**REQUIRED TASK**: A line counts if it contains the word "pris" at least once. State how many such lines the records contain, giving the number alone.

· · · · · · ·

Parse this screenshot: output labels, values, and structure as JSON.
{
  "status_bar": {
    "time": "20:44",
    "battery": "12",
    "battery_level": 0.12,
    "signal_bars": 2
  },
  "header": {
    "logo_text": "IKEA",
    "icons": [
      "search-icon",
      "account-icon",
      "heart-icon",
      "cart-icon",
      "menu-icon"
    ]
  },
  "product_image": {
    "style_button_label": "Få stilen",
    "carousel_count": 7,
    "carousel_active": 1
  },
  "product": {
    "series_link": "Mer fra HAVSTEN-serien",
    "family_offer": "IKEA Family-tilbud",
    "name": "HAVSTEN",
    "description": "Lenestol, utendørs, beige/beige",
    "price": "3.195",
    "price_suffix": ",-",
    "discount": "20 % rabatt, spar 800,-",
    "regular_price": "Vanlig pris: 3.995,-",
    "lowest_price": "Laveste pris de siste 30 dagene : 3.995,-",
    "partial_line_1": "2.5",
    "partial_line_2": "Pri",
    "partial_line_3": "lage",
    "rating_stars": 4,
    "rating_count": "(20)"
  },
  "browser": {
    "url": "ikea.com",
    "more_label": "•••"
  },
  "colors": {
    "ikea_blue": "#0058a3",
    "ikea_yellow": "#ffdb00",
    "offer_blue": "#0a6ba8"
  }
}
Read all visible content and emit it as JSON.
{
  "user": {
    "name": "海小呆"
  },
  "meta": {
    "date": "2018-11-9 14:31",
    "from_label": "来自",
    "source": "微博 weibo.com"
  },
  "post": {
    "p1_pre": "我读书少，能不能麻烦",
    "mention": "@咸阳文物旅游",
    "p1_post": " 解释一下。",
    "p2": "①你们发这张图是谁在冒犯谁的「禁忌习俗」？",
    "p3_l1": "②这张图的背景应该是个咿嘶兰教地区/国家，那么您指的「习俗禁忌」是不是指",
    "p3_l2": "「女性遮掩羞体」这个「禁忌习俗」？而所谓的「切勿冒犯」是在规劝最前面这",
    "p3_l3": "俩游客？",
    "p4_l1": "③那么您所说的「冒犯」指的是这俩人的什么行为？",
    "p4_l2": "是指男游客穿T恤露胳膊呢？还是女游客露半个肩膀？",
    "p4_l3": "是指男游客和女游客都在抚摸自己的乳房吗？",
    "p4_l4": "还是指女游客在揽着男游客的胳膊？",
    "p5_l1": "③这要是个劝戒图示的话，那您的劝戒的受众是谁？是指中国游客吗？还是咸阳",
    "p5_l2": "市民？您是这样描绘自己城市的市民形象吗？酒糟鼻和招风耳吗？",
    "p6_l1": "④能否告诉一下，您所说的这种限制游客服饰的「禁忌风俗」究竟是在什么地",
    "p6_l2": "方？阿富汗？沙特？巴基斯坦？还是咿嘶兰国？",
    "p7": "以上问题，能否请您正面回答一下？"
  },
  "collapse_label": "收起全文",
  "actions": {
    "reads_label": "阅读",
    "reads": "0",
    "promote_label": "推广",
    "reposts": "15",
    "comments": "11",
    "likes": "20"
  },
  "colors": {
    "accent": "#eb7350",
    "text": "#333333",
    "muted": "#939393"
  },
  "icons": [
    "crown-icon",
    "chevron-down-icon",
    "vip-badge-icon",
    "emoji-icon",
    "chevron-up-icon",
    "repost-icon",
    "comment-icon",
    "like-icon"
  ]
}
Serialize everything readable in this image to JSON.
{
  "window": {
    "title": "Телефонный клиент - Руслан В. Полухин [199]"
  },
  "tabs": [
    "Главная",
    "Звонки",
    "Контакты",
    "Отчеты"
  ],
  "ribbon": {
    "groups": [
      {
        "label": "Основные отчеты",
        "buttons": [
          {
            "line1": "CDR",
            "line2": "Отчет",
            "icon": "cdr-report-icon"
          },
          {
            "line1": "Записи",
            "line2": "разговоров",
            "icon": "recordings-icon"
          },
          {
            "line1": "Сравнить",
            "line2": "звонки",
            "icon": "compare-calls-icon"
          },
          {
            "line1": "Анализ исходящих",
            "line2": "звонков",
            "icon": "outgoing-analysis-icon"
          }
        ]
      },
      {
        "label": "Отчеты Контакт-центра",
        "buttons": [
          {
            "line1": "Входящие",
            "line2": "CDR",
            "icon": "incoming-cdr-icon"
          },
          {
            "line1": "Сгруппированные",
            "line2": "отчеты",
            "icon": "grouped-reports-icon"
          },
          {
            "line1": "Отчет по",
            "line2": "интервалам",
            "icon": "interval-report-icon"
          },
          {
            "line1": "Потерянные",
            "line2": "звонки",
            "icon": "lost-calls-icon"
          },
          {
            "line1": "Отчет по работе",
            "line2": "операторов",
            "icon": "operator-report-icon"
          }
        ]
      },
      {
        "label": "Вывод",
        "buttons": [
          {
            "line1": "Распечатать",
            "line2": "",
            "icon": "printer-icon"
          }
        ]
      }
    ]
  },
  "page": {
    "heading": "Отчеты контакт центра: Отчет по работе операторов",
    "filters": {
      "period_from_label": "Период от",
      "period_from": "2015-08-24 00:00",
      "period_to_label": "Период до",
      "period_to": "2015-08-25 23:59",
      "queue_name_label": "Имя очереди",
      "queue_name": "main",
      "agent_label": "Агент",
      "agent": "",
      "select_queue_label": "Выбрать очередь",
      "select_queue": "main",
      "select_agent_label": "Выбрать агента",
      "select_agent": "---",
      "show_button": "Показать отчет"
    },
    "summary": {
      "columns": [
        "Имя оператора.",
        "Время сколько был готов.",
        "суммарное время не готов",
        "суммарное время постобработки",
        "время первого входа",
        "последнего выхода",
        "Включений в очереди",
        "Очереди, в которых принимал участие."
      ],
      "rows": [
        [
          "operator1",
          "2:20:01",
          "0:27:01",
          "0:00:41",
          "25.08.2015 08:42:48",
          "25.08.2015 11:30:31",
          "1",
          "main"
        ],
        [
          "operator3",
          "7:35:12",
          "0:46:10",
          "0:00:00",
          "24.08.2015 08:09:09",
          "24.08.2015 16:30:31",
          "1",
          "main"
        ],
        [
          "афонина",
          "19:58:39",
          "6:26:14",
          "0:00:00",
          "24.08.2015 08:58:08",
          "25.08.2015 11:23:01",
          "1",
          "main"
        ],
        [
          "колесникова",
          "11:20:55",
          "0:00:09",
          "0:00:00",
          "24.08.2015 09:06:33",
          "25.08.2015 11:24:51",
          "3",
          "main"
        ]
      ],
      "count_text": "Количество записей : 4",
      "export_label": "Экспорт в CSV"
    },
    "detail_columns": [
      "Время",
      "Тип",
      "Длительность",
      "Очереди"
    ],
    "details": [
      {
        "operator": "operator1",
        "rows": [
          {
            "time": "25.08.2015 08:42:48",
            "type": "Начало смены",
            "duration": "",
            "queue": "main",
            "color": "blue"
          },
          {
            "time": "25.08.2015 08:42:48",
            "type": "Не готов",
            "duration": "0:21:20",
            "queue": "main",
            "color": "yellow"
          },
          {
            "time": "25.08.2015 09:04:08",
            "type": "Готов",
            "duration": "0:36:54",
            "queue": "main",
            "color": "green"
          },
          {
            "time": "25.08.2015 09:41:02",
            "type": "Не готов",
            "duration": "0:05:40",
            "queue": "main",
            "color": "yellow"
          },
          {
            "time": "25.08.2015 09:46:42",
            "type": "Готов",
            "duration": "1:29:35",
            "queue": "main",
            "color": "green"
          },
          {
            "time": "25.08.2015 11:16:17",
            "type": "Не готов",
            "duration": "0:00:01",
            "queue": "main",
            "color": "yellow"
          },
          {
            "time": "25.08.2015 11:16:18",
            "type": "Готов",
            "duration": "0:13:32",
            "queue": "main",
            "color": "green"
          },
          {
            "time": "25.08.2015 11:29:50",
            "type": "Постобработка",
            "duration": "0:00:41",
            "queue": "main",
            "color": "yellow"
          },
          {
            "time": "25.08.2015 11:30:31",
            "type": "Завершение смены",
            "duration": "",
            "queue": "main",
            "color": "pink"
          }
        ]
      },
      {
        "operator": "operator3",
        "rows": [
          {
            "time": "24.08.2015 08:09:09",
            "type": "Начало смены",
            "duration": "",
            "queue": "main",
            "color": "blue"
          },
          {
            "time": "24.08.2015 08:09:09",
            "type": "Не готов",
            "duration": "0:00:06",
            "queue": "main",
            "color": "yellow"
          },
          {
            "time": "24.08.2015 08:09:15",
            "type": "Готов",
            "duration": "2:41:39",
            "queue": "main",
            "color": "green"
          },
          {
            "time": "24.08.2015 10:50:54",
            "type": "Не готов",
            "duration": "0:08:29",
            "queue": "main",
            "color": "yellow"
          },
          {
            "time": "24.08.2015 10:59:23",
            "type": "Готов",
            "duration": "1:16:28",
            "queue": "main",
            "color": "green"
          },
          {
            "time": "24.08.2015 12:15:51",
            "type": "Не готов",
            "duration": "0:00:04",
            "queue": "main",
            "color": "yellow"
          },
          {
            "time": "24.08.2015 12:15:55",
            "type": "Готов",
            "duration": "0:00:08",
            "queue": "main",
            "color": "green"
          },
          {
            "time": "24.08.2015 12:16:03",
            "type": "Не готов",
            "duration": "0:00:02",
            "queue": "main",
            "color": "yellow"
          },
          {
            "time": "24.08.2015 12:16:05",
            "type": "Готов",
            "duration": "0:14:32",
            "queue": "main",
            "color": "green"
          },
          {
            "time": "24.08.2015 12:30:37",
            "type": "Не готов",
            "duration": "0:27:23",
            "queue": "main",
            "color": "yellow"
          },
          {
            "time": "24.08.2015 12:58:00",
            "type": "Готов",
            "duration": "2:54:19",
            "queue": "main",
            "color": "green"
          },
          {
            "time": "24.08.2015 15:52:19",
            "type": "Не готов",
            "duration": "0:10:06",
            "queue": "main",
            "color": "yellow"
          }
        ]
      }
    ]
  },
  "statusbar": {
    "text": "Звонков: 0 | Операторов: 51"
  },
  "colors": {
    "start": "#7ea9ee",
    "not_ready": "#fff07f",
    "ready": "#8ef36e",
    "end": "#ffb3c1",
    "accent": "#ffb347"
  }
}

· · · · · · ·

**COMPLETED TASK**: 2